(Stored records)
========================================
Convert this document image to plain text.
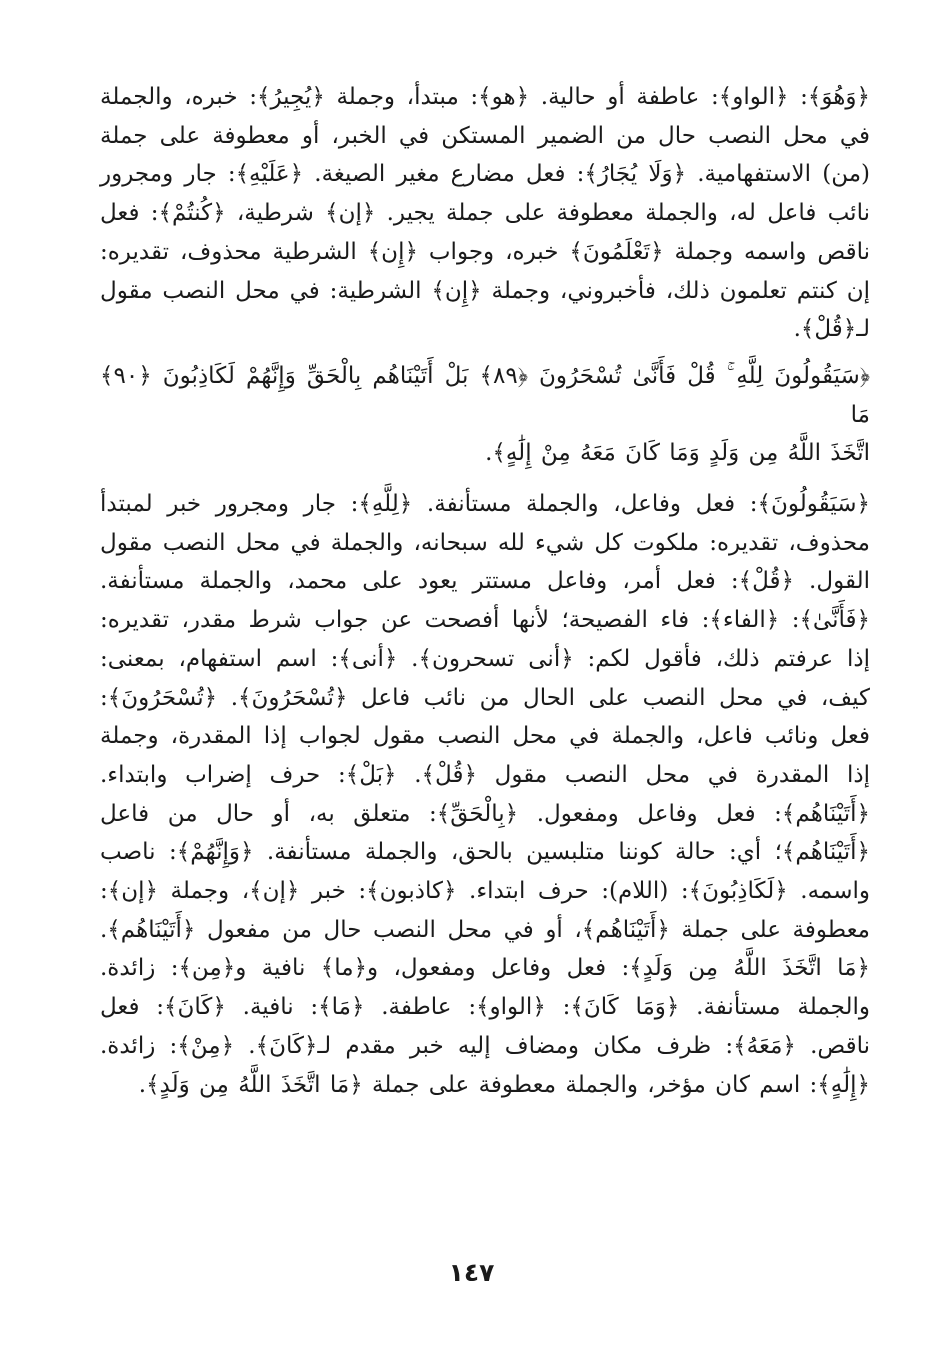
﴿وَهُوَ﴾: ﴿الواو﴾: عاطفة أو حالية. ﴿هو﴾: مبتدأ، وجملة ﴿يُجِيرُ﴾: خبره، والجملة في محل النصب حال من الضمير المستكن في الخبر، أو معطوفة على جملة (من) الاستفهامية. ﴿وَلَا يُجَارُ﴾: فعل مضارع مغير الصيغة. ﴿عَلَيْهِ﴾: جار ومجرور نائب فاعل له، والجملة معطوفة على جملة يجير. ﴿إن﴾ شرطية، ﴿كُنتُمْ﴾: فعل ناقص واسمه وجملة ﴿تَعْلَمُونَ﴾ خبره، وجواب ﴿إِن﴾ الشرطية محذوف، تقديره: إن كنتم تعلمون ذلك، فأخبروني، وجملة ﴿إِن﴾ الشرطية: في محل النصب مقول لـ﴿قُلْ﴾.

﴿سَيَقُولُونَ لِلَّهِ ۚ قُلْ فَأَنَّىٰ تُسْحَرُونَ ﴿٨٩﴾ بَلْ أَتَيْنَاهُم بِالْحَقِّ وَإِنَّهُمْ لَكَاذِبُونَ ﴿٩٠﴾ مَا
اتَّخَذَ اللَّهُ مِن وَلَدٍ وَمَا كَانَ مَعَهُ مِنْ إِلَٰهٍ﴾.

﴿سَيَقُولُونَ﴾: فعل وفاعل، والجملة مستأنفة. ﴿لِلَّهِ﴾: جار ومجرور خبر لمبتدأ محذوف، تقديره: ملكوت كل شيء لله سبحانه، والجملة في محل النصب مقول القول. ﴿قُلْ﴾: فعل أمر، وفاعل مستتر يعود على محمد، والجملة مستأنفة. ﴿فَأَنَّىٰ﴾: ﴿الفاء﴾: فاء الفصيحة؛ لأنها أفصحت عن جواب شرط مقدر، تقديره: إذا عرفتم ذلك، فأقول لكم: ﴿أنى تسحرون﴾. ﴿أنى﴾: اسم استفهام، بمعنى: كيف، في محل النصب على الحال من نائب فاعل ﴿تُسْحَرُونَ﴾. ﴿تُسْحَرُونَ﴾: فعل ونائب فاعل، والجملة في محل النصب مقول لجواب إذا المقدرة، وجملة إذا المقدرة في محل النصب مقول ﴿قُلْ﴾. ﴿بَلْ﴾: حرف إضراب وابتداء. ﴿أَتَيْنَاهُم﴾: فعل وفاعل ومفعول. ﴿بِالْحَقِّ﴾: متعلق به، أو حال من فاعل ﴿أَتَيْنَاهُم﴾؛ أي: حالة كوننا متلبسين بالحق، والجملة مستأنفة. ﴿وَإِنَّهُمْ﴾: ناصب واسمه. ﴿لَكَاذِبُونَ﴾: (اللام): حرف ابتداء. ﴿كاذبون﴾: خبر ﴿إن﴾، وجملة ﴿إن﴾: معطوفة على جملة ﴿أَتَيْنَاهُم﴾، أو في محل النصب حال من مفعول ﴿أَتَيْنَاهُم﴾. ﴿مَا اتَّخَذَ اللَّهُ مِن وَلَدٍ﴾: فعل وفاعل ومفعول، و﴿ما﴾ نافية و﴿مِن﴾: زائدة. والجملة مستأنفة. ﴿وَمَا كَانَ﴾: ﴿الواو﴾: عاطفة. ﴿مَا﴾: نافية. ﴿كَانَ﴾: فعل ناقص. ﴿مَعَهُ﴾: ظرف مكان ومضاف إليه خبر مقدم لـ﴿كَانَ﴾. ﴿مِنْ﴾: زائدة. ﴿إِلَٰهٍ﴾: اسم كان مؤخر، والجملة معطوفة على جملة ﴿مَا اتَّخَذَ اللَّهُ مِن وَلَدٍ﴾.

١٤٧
========================================
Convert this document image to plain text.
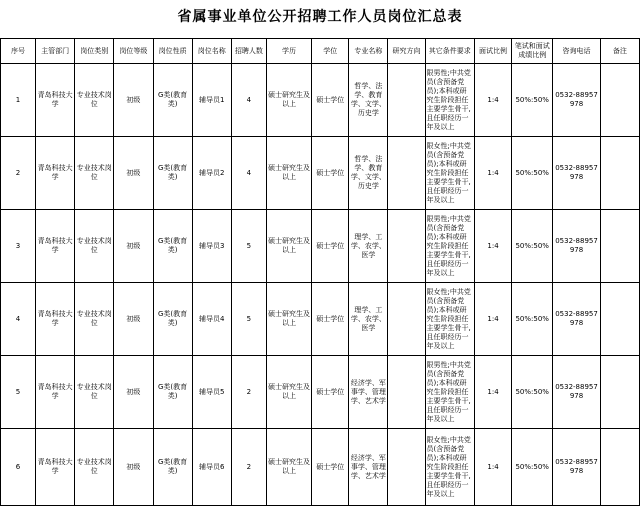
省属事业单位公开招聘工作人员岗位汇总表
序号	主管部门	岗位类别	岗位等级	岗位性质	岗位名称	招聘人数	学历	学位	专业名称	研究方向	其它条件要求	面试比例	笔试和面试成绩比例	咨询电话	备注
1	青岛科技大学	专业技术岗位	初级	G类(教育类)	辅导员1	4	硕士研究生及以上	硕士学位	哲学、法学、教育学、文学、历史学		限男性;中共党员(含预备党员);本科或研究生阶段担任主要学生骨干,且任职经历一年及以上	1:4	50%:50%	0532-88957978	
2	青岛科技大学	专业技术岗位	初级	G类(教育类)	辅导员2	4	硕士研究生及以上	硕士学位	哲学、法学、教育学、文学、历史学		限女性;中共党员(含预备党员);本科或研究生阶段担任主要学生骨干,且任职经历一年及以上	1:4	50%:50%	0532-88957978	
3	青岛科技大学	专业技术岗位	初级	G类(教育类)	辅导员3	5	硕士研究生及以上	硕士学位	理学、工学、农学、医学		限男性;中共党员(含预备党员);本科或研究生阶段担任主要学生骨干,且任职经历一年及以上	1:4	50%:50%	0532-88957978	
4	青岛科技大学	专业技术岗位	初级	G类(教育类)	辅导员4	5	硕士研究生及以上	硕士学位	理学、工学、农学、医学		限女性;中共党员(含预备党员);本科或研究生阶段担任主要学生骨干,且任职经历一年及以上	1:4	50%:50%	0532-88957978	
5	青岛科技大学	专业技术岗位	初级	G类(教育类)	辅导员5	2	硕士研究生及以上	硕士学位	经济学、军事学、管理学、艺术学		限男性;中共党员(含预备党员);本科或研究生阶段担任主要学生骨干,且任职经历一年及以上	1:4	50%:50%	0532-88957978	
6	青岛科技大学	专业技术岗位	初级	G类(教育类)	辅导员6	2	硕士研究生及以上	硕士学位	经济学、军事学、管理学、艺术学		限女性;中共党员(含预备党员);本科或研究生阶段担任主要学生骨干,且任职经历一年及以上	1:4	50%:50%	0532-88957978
========================================
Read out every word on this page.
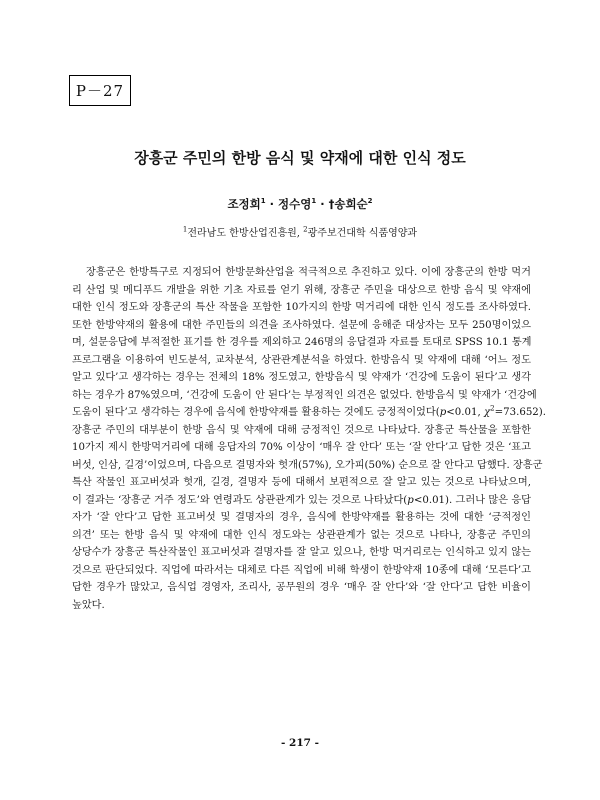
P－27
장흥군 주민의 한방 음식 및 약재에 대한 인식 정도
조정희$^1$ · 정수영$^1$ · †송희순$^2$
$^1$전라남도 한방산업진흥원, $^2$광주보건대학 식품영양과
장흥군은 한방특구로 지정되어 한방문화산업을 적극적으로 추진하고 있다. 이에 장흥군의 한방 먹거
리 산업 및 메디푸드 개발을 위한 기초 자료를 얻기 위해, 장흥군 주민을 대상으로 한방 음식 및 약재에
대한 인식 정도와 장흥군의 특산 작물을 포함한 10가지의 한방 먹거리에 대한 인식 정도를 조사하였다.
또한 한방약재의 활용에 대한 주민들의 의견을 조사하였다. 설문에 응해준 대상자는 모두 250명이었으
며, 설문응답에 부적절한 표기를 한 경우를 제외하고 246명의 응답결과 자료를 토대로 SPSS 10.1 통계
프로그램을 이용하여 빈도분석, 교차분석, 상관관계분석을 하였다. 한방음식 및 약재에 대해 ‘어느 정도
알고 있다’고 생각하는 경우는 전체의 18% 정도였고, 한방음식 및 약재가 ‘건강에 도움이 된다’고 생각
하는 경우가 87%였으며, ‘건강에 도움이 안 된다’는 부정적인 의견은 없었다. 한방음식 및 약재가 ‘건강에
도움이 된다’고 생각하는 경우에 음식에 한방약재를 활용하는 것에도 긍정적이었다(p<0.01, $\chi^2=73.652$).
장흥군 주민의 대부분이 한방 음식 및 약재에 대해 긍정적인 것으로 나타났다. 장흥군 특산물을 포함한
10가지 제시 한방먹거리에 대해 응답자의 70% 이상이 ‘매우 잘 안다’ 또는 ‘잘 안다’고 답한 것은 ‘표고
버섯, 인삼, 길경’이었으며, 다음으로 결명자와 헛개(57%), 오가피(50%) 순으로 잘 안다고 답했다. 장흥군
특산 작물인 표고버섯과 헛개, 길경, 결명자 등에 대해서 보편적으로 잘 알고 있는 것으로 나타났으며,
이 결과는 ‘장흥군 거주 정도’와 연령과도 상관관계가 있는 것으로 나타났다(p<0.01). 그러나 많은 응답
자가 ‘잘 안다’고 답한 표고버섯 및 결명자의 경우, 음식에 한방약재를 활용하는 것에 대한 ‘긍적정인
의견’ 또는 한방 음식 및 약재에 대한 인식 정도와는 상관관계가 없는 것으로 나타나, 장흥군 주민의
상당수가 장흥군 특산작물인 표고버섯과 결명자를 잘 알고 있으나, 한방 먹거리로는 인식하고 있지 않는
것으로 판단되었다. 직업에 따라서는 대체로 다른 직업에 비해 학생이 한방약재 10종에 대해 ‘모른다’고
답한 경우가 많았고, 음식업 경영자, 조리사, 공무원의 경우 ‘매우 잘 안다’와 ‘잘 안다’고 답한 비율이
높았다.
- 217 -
========================================
#### THE EXERCISE:
Every line that holds the string "含预备党员" should be returned.

#### RESULT BELOW:
1	青岛科技大学	专业技术岗位	初级	G类(教育类)	辅导员1	4	硕士研究生及以上	硕士学位	哲学、法学、教育学、文学、历史学		限男性;中共党员(含预备党员);本科或研究生阶段担任主要学生骨干,且任职经历一年及以上	1:4	50%:50%	0532-88957978	
2	青岛科技大学	专业技术岗位	初级	G类(教育类)	辅导员2	4	硕士研究生及以上	硕士学位	哲学、法学、教育学、文学、历史学		限女性;中共党员(含预备党员);本科或研究生阶段担任主要学生骨干,且任职经历一年及以上	1:4	50%:50%	0532-88957978	
3	青岛科技大学	专业技术岗位	初级	G类(教育类)	辅导员3	5	硕士研究生及以上	硕士学位	理学、工学、农学、医学		限男性;中共党员(含预备党员);本科或研究生阶段担任主要学生骨干,且任职经历一年及以上	1:4	50%:50%	0532-88957978	
4	青岛科技大学	专业技术岗位	初级	G类(教育类)	辅导员4	5	硕士研究生及以上	硕士学位	理学、工学、农学、医学		限女性;中共党员(含预备党员);本科或研究生阶段担任主要学生骨干,且任职经历一年及以上	1:4	50%:50%	0532-88957978	
5	青岛科技大学	专业技术岗位	初级	G类(教育类)	辅导员5	2	硕士研究生及以上	硕士学位	经济学、军事学、管理学、艺术学		限男性;中共党员(含预备党员);本科或研究生阶段担任主要学生骨干,且任职经历一年及以上	1:4	50%:50%	0532-88957978	
6	青岛科技大学	专业技术岗位	初级	G类(教育类)	辅导员6	2	硕士研究生及以上	硕士学位	经济学、军事学、管理学、艺术学		限女性;中共党员(含预备党员);本科或研究生阶段担任主要学生骨干,且任职经历一年及以上	1:4	50%:50%	0532-88957978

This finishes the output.